**Prompt:** Copy the data precisely, keeping every character.

**Information supplied:**
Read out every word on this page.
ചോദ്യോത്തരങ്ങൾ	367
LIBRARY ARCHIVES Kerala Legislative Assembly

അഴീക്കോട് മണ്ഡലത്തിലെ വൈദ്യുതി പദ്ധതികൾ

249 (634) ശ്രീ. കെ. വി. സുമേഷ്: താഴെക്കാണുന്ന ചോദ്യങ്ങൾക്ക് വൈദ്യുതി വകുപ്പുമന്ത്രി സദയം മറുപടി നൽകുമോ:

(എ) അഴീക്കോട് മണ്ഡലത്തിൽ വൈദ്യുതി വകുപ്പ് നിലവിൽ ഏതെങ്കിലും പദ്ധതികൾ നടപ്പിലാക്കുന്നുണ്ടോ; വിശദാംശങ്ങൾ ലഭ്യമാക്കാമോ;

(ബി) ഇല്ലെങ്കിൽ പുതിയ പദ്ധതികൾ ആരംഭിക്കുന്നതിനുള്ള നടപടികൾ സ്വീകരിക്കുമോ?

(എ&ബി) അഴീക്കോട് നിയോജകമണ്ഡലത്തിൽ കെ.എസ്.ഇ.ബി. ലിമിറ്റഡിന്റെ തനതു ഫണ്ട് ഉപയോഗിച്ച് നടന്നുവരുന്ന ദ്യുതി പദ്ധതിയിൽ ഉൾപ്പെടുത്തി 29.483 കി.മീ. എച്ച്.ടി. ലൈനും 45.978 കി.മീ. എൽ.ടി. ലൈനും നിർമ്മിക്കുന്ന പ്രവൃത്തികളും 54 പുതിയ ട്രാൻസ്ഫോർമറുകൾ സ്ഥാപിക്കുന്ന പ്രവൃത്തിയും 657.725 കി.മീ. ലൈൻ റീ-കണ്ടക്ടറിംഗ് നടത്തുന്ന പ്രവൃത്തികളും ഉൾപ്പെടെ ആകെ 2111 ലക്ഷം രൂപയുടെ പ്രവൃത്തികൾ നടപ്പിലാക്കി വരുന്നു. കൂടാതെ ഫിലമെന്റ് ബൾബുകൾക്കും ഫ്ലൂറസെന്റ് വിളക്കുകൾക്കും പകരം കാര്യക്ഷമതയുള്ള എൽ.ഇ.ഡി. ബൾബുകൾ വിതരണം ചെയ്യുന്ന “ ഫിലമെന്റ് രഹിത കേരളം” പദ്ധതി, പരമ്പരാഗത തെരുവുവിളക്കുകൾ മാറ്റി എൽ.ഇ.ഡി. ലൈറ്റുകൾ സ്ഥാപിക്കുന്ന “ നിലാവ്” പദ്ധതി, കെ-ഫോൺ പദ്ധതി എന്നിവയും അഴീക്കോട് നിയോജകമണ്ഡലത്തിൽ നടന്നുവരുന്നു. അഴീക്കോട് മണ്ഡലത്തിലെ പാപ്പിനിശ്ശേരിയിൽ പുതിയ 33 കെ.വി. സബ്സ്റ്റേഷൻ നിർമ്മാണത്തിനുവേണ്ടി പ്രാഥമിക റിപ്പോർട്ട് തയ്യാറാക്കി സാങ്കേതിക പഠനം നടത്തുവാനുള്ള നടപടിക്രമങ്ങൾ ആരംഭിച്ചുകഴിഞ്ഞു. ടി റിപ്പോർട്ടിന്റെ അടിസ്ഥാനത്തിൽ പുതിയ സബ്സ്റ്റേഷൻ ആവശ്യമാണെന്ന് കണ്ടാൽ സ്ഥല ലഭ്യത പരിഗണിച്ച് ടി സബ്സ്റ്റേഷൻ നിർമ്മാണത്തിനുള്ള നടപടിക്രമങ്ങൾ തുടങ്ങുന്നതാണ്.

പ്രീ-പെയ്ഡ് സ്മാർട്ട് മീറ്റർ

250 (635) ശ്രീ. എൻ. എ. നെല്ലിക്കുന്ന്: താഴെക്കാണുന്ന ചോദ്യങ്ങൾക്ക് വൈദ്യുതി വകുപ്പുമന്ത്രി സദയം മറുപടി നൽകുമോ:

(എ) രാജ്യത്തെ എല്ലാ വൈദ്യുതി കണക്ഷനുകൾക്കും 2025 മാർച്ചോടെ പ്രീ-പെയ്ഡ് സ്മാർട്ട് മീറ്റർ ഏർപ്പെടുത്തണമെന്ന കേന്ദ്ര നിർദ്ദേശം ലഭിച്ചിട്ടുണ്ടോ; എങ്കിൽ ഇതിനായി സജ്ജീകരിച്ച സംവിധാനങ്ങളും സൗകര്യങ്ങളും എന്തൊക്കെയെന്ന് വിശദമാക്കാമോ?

**Final result:**
Read out every word on this page.
ചോദ്യോത്തരങ്ങൾ	367
LIBRARY ARCHIVES Kerala Legislative Assembly

അഴീക്കോട് മണ്ഡലത്തിലെ വൈദ്യുതി പദ്ധതികൾ

249 (634) ശ്രീ. കെ. വി. സുമേഷ്: താഴെക്കാണുന്ന ചോദ്യങ്ങൾക്ക് വൈദ്യുതി വകുപ്പുമന്ത്രി സദയം മറുപടി നൽകുമോ:

(എ) അഴീക്കോട് മണ്ഡലത്തിൽ വൈദ്യുതി വകുപ്പ് നിലവിൽ ഏതെങ്കിലും പദ്ധതികൾ നടപ്പിലാക്കുന്നുണ്ടോ; വിശദാംശങ്ങൾ ലഭ്യമാക്കാമോ;

(ബി) ഇല്ലെങ്കിൽ പുതിയ പദ്ധതികൾ ആരംഭിക്കുന്നതിനുള്ള നടപടികൾ സ്വീകരിക്കുമോ?

(എ&ബി) അഴീക്കോട് നിയോജകമണ്ഡലത്തിൽ കെ.എസ്.ഇ.ബി. ലിമിറ്റഡിന്റെ തനതു ഫണ്ട് ഉപയോഗിച്ച് നടന്നുവരുന്ന ദ്യുതി പദ്ധതിയിൽ ഉൾപ്പെടുത്തി 29.483 കി.മീ. എച്ച്.ടി. ലൈനും 45.978 കി.മീ. എൽ.ടി. ലൈനും നിർമ്മിക്കുന്ന പ്രവൃത്തികളും 54 പുതിയ ട്രാൻസ്ഫോർമറുകൾ സ്ഥാപിക്കുന്ന പ്രവൃത്തിയും 657.725 കി.മീ. ലൈൻ റീ-കണ്ടക്ടറിംഗ് നടത്തുന്ന പ്രവൃത്തികളും ഉൾപ്പെടെ ആകെ 2111 ലക്ഷം രൂപയുടെ പ്രവൃത്തികൾ നടപ്പിലാക്കി വരുന്നു. കൂടാതെ ഫിലമെന്റ് ബൾബുകൾക്കും ഫ്ലൂറസെന്റ് വിളക്കുകൾക്കും പകരം കാര്യക്ഷമതയുള്ള എൽ.ഇ.ഡി. ബൾബുകൾ വിതരണം ചെയ്യുന്ന “ ഫിലമെന്റ് രഹിത കേരളം” പദ്ധതി, പരമ്പരാഗത തെരുവുവിളക്കുകൾ മാറ്റി എൽ.ഇ.ഡി. ലൈറ്റുകൾ സ്ഥാപിക്കുന്ന “ നിലാവ്” പദ്ധതി, കെ-ഫോൺ പദ്ധതി എന്നിവയും അഴീക്കോട് നിയോജകമണ്ഡലത്തിൽ നടന്നുവരുന്നു. അഴീക്കോട് മണ്ഡലത്തിലെ പാപ്പിനിശ്ശേരിയിൽ പുതിയ 33 കെ.വി. സബ്സ്റ്റേഷൻ നിർമ്മാണത്തിനുവേണ്ടി പ്രാഥമിക റിപ്പോർട്ട് തയ്യാറാക്കി സാങ്കേതിക പഠനം നടത്തുവാനുള്ള നടപടിക്രമങ്ങൾ ആരംഭിച്ചുകഴിഞ്ഞു. ടി റിപ്പോർട്ടിന്റെ അടിസ്ഥാനത്തിൽ പുതിയ സബ്സ്റ്റേഷൻ ആവശ്യമാണെന്ന് കണ്ടാൽ സ്ഥല ലഭ്യത പരിഗണിച്ച് ടി സബ്സ്റ്റേഷൻ നിർമ്മാണത്തിനുള്ള നടപടിക്രമങ്ങൾ തുടങ്ങുന്നതാണ്.

പ്രീ-പെയ്ഡ് സ്മാർട്ട് മീറ്റർ

250 (635) ശ്രീ. എൻ. എ. നെല്ലിക്കുന്ന്: താഴെക്കാണുന്ന ചോദ്യങ്ങൾക്ക് വൈദ്യുതി വകുപ്പുമന്ത്രി സദയം മറുപടി നൽകുമോ:

(എ) രാജ്യത്തെ എല്ലാ വൈദ്യുതി കണക്ഷനുകൾക്കും 2025 മാർച്ചോടെ പ്രീ-പെയ്ഡ് സ്മാർട്ട് മീറ്റർ ഏർപ്പെടുത്തണമെന്ന കേന്ദ്ര നിർദ്ദേശം ലഭിച്ചിട്ടുണ്ടോ; എങ്കിൽ ഇതിനായി സജ്ജീകരിച്ച സംവിധാനങ്ങളും സൗകര്യങ്ങളും എന്തൊക്കെയെന്ന് വിശദമാക്കാമോ?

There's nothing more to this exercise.